STATED PROBLEM
Beginning with the line where "Transcribe this image's" appears, repeat every remaining line of the entries exactly, the last line included.

Records from a data source:
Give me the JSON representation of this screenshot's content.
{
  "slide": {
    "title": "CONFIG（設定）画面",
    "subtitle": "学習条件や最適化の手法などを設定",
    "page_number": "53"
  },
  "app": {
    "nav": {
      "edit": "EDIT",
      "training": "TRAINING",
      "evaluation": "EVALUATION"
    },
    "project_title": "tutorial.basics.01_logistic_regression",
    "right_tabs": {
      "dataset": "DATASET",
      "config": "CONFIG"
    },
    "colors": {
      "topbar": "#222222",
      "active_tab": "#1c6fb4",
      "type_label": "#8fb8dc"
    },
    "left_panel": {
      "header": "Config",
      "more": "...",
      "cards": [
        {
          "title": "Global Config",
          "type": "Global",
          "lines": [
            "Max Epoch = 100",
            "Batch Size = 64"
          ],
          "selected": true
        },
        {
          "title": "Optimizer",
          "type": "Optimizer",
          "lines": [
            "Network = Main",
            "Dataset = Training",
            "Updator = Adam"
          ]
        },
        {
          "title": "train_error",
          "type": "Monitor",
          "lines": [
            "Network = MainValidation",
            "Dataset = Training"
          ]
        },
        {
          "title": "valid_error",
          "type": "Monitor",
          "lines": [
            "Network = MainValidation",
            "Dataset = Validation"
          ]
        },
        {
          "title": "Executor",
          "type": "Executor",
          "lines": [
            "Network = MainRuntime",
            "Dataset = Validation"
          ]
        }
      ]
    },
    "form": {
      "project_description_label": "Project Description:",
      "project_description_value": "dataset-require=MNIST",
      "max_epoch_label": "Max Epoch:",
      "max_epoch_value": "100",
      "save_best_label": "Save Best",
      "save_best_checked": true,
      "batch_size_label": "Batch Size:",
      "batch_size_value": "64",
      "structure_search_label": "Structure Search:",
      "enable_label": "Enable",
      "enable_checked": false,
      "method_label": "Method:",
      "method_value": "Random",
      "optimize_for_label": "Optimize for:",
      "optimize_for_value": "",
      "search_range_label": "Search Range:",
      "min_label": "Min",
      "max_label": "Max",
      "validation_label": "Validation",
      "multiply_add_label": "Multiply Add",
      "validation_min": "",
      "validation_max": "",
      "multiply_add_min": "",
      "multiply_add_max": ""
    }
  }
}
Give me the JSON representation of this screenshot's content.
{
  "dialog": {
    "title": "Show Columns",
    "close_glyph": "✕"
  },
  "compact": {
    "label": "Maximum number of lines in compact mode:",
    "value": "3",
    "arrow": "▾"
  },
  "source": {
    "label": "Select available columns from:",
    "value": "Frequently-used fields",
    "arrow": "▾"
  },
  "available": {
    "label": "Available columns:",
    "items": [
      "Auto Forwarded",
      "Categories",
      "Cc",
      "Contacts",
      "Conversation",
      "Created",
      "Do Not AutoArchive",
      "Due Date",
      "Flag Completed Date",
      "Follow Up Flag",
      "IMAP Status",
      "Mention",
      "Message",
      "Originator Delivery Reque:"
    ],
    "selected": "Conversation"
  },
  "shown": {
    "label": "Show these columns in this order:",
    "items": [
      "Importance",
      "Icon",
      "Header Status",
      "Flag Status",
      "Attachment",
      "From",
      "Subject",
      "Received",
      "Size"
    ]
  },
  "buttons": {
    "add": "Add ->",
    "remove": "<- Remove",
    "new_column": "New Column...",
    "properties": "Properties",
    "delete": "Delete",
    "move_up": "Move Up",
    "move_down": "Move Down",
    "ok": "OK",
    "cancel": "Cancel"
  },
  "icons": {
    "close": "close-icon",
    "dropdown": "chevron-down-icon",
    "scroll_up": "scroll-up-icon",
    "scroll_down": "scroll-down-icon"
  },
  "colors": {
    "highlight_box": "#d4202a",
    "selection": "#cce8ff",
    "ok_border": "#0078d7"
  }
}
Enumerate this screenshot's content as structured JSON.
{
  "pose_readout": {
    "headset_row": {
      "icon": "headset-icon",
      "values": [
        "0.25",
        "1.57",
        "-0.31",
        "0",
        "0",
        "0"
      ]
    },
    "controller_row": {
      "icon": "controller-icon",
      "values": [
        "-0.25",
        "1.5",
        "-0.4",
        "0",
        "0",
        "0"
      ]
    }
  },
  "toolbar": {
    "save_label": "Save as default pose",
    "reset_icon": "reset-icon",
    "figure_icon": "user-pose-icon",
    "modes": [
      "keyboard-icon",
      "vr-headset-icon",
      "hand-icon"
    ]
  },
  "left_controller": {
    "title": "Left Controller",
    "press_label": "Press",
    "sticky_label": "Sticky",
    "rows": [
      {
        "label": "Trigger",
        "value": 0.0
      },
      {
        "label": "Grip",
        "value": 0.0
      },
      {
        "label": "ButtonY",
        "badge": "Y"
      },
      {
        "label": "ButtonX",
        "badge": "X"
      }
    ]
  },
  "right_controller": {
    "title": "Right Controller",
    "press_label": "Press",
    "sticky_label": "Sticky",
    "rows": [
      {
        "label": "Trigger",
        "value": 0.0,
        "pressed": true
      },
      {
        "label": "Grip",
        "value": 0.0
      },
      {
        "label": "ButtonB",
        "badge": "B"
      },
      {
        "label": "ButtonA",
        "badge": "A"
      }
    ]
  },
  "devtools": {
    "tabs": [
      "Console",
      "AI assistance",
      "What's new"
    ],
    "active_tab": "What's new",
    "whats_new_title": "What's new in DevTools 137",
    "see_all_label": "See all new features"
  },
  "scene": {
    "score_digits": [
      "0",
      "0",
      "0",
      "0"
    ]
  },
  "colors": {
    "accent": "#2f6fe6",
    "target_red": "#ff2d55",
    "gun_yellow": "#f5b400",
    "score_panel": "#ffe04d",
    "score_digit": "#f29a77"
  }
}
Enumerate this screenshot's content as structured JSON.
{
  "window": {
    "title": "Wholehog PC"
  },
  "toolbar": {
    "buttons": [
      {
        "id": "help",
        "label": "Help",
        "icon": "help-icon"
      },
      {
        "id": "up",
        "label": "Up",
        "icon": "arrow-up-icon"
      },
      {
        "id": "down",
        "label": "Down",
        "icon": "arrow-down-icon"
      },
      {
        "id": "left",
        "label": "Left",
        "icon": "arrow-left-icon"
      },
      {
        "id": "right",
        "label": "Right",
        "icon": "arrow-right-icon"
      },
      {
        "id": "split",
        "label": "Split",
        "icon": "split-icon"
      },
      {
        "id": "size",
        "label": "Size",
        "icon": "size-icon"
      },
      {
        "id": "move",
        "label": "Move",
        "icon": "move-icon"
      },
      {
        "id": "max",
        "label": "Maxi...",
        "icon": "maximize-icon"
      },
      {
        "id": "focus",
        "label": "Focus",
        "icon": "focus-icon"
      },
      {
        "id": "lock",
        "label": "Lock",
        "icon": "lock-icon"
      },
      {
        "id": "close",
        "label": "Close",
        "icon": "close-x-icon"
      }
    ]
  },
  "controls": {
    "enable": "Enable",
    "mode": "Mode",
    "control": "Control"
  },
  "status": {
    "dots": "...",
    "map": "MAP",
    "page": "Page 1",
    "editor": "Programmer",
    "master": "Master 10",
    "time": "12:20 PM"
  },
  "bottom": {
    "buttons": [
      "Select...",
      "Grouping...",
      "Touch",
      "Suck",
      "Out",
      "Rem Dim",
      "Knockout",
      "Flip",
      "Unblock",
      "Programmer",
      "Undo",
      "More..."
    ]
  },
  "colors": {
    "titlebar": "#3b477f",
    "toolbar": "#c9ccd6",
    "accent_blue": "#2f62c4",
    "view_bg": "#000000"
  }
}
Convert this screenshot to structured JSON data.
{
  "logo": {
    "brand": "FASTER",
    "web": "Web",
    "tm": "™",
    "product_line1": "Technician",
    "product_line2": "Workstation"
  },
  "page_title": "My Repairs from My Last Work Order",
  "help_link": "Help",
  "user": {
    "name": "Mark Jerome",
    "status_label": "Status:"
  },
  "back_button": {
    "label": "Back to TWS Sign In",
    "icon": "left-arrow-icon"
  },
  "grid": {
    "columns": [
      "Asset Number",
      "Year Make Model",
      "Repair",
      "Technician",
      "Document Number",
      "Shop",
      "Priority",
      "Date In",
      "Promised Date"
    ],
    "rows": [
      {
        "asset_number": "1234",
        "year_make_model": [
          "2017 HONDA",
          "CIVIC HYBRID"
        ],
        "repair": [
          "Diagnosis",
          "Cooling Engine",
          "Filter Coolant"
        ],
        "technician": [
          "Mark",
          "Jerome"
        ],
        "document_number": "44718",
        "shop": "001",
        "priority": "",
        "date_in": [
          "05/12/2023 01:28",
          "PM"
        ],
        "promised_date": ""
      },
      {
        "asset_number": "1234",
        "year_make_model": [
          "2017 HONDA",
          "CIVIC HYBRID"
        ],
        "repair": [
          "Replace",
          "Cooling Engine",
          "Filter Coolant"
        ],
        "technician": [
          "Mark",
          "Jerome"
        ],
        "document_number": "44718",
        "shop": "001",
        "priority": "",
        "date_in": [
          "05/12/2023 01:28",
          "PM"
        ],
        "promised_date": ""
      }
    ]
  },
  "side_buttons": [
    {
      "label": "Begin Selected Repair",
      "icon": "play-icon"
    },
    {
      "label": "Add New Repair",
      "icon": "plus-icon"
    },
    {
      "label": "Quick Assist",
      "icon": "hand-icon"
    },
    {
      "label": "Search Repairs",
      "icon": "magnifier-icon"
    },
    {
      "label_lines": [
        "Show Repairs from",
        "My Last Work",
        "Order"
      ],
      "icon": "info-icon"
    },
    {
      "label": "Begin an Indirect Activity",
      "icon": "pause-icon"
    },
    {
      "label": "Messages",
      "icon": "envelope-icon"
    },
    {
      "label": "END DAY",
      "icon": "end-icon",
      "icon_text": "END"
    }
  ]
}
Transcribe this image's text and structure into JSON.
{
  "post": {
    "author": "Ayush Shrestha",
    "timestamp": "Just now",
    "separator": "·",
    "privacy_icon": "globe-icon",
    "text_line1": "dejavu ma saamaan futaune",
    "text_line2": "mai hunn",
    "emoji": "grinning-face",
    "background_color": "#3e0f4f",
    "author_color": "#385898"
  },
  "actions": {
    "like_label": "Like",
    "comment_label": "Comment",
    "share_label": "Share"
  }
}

COMPLETED EXERCISE
Transcribe this image's text and structure into JSON.
{
  "post": {
    "author": "Ayush Shrestha",
    "timestamp": "Just now",
    "separator": "·",
    "privacy_icon": "globe-icon",
    "text_line1": "dejavu ma saamaan futaune",
    "text_line2": "mai hunn",
    "emoji": "grinning-face",
    "background_color": "#3e0f4f",
    "author_color": "#385898"
  },
  "actions": {
    "like_label": "Like",
    "comment_label": "Comment",
    "share_label": "Share"
  }
}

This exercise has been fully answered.